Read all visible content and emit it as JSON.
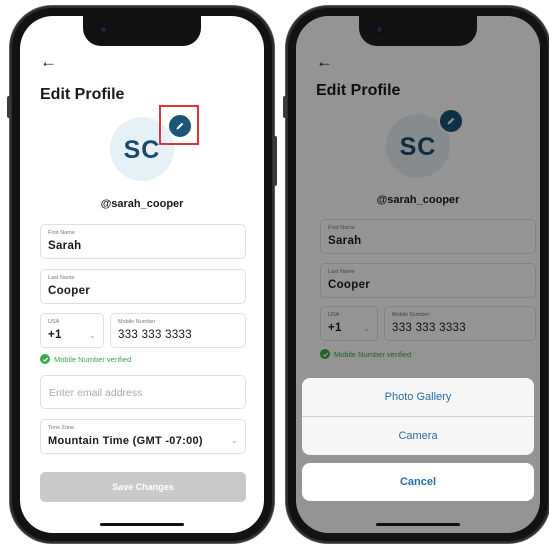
{
  "profile": {
    "back_icon": "arrow-left-icon",
    "title": "Edit Profile",
    "initials": "SC",
    "username": "@sarah_cooper",
    "first_name": {
      "label": "First Name",
      "value": "Sarah"
    },
    "last_name": {
      "label": "Last Name",
      "value": "Cooper"
    },
    "country": {
      "label": "USA",
      "code": "+1"
    },
    "mobile": {
      "label": "Mobile Number",
      "value": "333 333 3333"
    },
    "verified_text": "Mobile Number verified",
    "email": {
      "placeholder": "Enter email address"
    },
    "timezone": {
      "label": "Time Zone",
      "value": "Mountain Time (GMT -07:00)"
    },
    "save_label": "Save Changes"
  },
  "action_sheet": {
    "options": [
      "Photo Gallery",
      "Camera"
    ],
    "cancel_label": "Cancel"
  },
  "colors": {
    "accent": "#1b5577",
    "avatar_bg": "#e6f0f7",
    "verified": "#3aaa47",
    "highlight": "#d9363e",
    "sheet_text": "#2a6da3",
    "disabled_button": "#c9c9c9"
  }
}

◇ ◇ ◇ ◇ ◇ ◇ ◇

Requirement:
Each entry shown above must be quoted exactly, with its pictures left out.

Expected output:
Read all visible content and emit it as JSON.
{
  "profile": {
    "back_icon": "arrow-left-icon",
    "title": "Edit Profile",
    "initials": "SC",
    "username": "@sarah_cooper",
    "first_name": {
      "label": "First Name",
      "value": "Sarah"
    },
    "last_name": {
      "label": "Last Name",
      "value": "Cooper"
    },
    "country": {
      "label": "USA",
      "code": "+1"
    },
    "mobile": {
      "label": "Mobile Number",
      "value": "333 333 3333"
    },
    "verified_text": "Mobile Number verified",
    "email": {
      "placeholder": "Enter email address"
    },
    "timezone": {
      "label": "Time Zone",
      "value": "Mountain Time (GMT -07:00)"
    },
    "save_label": "Save Changes"
  },
  "action_sheet": {
    "options": [
      "Photo Gallery",
      "Camera"
    ],
    "cancel_label": "Cancel"
  },
  "colors": {
    "accent": "#1b5577",
    "avatar_bg": "#e6f0f7",
    "verified": "#3aaa47",
    "highlight": "#d9363e",
    "sheet_text": "#2a6da3",
    "disabled_button": "#c9c9c9"
  }
}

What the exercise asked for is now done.